Written task
Reproduce the full listing that appears beneath this instruction exactly.

[Extracted data entries]

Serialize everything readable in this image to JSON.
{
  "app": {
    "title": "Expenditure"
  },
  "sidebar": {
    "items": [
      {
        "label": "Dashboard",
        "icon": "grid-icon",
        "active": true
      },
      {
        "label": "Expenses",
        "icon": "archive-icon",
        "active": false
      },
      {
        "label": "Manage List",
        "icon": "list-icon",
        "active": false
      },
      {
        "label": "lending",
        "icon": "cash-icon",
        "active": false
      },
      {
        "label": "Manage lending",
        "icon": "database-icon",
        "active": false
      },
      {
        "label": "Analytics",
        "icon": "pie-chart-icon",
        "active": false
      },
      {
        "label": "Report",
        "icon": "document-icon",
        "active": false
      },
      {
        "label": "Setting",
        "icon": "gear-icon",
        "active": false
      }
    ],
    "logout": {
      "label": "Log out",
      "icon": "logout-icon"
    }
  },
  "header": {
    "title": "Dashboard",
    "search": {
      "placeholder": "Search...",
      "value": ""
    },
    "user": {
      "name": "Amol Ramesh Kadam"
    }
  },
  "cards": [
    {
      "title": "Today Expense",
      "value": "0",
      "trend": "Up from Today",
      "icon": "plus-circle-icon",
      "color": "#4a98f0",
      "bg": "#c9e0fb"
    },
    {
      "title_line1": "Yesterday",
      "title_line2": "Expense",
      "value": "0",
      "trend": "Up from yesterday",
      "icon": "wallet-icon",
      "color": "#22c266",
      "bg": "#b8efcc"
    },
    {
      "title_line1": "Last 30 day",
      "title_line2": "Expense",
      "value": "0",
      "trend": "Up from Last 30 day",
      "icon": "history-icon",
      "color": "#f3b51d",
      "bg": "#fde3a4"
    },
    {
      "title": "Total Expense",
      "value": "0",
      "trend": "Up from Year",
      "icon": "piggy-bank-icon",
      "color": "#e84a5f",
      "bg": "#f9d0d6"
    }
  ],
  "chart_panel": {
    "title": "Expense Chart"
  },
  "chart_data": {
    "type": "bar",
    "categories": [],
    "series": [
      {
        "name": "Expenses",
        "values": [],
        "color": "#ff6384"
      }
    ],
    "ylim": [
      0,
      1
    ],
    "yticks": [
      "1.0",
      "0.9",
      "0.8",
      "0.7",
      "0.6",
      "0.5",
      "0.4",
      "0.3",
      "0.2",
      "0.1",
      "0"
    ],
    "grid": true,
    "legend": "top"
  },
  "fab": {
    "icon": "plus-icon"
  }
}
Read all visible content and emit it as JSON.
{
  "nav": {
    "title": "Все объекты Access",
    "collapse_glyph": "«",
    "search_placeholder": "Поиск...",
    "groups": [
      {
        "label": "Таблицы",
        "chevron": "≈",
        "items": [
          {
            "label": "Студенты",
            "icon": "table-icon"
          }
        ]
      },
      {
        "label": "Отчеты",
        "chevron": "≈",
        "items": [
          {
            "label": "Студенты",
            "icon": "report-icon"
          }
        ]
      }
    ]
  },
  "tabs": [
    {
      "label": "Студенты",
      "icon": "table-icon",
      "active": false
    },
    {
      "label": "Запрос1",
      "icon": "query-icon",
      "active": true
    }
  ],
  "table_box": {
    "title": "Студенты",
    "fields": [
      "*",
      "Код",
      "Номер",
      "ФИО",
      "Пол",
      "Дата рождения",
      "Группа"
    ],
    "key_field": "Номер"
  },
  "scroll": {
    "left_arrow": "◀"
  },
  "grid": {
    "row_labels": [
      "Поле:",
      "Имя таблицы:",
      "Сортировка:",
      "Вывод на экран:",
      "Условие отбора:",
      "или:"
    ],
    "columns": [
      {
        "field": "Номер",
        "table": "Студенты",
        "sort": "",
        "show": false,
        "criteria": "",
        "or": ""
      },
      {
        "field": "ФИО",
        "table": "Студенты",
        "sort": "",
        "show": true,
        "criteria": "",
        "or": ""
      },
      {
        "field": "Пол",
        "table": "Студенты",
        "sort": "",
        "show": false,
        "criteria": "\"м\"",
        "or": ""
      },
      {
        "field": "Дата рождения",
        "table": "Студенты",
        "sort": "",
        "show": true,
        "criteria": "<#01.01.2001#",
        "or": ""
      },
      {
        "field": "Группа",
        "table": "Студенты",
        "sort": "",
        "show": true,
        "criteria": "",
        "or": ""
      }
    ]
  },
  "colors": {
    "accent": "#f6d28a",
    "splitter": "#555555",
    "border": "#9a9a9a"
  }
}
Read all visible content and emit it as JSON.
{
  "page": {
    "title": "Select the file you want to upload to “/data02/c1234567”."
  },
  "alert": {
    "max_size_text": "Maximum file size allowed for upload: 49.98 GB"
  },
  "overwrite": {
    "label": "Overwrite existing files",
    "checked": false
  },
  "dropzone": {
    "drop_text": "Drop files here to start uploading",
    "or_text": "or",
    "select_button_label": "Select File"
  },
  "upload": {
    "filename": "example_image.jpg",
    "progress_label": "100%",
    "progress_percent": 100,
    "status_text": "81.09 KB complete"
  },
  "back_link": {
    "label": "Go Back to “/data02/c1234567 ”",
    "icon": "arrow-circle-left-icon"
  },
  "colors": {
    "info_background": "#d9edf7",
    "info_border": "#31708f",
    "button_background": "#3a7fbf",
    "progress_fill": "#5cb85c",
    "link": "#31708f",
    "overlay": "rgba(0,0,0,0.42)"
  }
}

Result
Serialize everything readable in this image to JSON.
{
  "app": {
    "title": "Expenditure"
  },
  "sidebar": {
    "items": [
      {
        "label": "Dashboard",
        "icon": "grid-icon",
        "active": true
      },
      {
        "label": "Expenses",
        "icon": "archive-icon",
        "active": false
      },
      {
        "label": "Manage List",
        "icon": "list-icon",
        "active": false
      },
      {
        "label": "lending",
        "icon": "cash-icon",
        "active": false
      },
      {
        "label": "Manage lending",
        "icon": "database-icon",
        "active": false
      },
      {
        "label": "Analytics",
        "icon": "pie-chart-icon",
        "active": false
      },
      {
        "label": "Report",
        "icon": "document-icon",
        "active": false
      },
      {
        "label": "Setting",
        "icon": "gear-icon",
        "active": false
      }
    ],
    "logout": {
      "label": "Log out",
      "icon": "logout-icon"
    }
  },
  "header": {
    "title": "Dashboard",
    "search": {
      "placeholder": "Search...",
      "value": ""
    },
    "user": {
      "name": "Amol Ramesh Kadam"
    }
  },
  "cards": [
    {
      "title": "Today Expense",
      "value": "0",
      "trend": "Up from Today",
      "icon": "plus-circle-icon",
      "color": "#4a98f0",
      "bg": "#c9e0fb"
    },
    {
      "title_line1": "Yesterday",
      "title_line2": "Expense",
      "value": "0",
      "trend": "Up from yesterday",
      "icon": "wallet-icon",
      "color": "#22c266",
      "bg": "#b8efcc"
    },
    {
      "title_line1": "Last 30 day",
      "title_line2": "Expense",
      "value": "0",
      "trend": "Up from Last 30 day",
      "icon": "history-icon",
      "color": "#f3b51d",
      "bg": "#fde3a4"
    },
    {
      "title": "Total Expense",
      "value": "0",
      "trend": "Up from Year",
      "icon": "piggy-bank-icon",
      "color": "#e84a5f",
      "bg": "#f9d0d6"
    }
  ],
  "chart_panel": {
    "title": "Expense Chart"
  },
  "chart_data": {
    "type": "bar",
    "categories": [],
    "series": [
      {
        "name": "Expenses",
        "values": [],
        "color": "#ff6384"
      }
    ],
    "ylim": [
      0,
      1
    ],
    "yticks": [
      "1.0",
      "0.9",
      "0.8",
      "0.7",
      "0.6",
      "0.5",
      "0.4",
      "0.3",
      "0.2",
      "0.1",
      "0"
    ],
    "grid": true,
    "legend": "top"
  },
  "fab": {
    "icon": "plus-icon"
  }
}
Read all visible content and emit it as JSON.
{
  "nav": {
    "title": "Все объекты Access",
    "collapse_glyph": "«",
    "search_placeholder": "Поиск...",
    "groups": [
      {
        "label": "Таблицы",
        "chevron": "≈",
        "items": [
          {
            "label": "Студенты",
            "icon": "table-icon"
          }
        ]
      },
      {
        "label": "Отчеты",
        "chevron": "≈",
        "items": [
          {
            "label": "Студенты",
            "icon": "report-icon"
          }
        ]
      }
    ]
  },
  "tabs": [
    {
      "label": "Студенты",
      "icon": "table-icon",
      "active": false
    },
    {
      "label": "Запрос1",
      "icon": "query-icon",
      "active": true
    }
  ],
  "table_box": {
    "title": "Студенты",
    "fields": [
      "*",
      "Код",
      "Номер",
      "ФИО",
      "Пол",
      "Дата рождения",
      "Группа"
    ],
    "key_field": "Номер"
  },
  "scroll": {
    "left_arrow": "◀"
  },
  "grid": {
    "row_labels": [
      "Поле:",
      "Имя таблицы:",
      "Сортировка:",
      "Вывод на экран:",
      "Условие отбора:",
      "или:"
    ],
    "columns": [
      {
        "field": "Номер",
        "table": "Студенты",
        "sort": "",
        "show": false,
        "criteria": "",
        "or": ""
      },
      {
        "field": "ФИО",
        "table": "Студенты",
        "sort": "",
        "show": true,
        "criteria": "",
        "or": ""
      },
      {
        "field": "Пол",
        "table": "Студенты",
        "sort": "",
        "show": false,
        "criteria": "\"м\"",
        "or": ""
      },
      {
        "field": "Дата рождения",
        "table": "Студенты",
        "sort": "",
        "show": true,
        "criteria": "<#01.01.2001#",
        "or": ""
      },
      {
        "field": "Группа",
        "table": "Студенты",
        "sort": "",
        "show": true,
        "criteria": "",
        "or": ""
      }
    ]
  },
  "colors": {
    "accent": "#f6d28a",
    "splitter": "#555555",
    "border": "#9a9a9a"
  }
}
Read all visible content and emit it as JSON.
{
  "page": {
    "title": "Select the file you want to upload to “/data02/c1234567”."
  },
  "alert": {
    "max_size_text": "Maximum file size allowed for upload: 49.98 GB"
  },
  "overwrite": {
    "label": "Overwrite existing files",
    "checked": false
  },
  "dropzone": {
    "drop_text": "Drop files here to start uploading",
    "or_text": "or",
    "select_button_label": "Select File"
  },
  "upload": {
    "filename": "example_image.jpg",
    "progress_label": "100%",
    "progress_percent": 100,
    "status_text": "81.09 KB complete"
  },
  "back_link": {
    "label": "Go Back to “/data02/c1234567 ”",
    "icon": "arrow-circle-left-icon"
  },
  "colors": {
    "info_background": "#d9edf7",
    "info_border": "#31708f",
    "button_background": "#3a7fbf",
    "progress_fill": "#5cb85c",
    "link": "#31708f",
    "overlay": "rgba(0,0,0,0.42)"
  }
}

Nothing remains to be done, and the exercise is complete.